→ **Material for the task**
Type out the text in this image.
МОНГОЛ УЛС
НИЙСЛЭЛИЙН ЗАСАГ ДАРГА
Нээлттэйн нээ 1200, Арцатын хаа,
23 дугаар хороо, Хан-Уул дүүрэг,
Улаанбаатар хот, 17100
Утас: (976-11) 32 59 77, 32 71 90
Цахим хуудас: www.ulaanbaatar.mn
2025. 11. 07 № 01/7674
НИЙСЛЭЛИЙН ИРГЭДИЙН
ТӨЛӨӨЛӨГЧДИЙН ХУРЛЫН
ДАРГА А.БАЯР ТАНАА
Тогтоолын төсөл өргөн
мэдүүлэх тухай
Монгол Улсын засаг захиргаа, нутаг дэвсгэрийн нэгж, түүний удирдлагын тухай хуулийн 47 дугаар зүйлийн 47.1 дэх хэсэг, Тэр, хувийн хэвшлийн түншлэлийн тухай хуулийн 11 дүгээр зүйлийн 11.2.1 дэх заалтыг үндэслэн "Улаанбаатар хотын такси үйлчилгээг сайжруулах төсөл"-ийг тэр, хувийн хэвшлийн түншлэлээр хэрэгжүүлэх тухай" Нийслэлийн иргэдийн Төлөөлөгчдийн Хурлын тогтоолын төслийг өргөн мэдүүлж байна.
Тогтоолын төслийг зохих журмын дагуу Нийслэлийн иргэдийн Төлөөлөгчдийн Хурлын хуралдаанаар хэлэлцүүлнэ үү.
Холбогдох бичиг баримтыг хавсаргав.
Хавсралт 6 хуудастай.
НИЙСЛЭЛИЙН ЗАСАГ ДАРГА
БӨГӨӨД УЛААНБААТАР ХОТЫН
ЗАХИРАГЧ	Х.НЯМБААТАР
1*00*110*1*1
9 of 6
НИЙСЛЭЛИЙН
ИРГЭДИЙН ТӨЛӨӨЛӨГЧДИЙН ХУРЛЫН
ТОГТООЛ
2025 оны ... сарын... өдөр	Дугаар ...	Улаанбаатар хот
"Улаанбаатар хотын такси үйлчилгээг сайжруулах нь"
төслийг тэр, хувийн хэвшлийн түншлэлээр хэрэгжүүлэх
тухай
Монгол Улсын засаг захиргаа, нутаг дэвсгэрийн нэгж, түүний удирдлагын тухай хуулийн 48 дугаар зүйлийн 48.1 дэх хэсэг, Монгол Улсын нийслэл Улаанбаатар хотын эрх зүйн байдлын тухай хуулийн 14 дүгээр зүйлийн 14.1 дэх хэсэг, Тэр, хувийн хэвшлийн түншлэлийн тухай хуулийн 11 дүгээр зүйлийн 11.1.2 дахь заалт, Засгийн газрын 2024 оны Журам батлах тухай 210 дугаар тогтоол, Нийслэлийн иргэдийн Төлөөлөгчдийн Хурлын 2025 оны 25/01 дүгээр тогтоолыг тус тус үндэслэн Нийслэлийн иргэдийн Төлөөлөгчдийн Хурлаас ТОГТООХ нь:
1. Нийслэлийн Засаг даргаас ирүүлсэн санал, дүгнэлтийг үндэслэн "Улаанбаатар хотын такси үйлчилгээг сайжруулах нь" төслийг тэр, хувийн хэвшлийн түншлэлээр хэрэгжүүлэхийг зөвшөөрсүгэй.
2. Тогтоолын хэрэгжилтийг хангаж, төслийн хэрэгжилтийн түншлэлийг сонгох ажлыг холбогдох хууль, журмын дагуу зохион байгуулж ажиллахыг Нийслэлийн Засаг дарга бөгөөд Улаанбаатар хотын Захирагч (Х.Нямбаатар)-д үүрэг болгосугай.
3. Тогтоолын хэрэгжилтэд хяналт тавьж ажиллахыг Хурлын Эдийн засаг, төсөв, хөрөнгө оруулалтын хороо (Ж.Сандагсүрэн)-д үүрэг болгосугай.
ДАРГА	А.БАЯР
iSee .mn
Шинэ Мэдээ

→ **Exercise aim**
Return every line from the records above that holds the word "дагуу".

→ **Exercise answer**
Тогтоолын төслийг зохих журмын дагуу Нийслэлийн иргэдийн Төлөөлөгчдийн Хурлын хуралдаанаар хэлэлцүүлнэ үү.
2. Тогтоолын хэрэгжилтийг хангаж, төслийн хэрэгжилтийн түншлэлийг сонгох ажлыг холбогдох хууль, журмын дагуу зохион байгуулж ажиллахыг Нийслэлийн Засаг дарга бөгөөд Улаанбаатар хотын Захирагч (Х.Нямбаатар)-д үүрэг болгосугай.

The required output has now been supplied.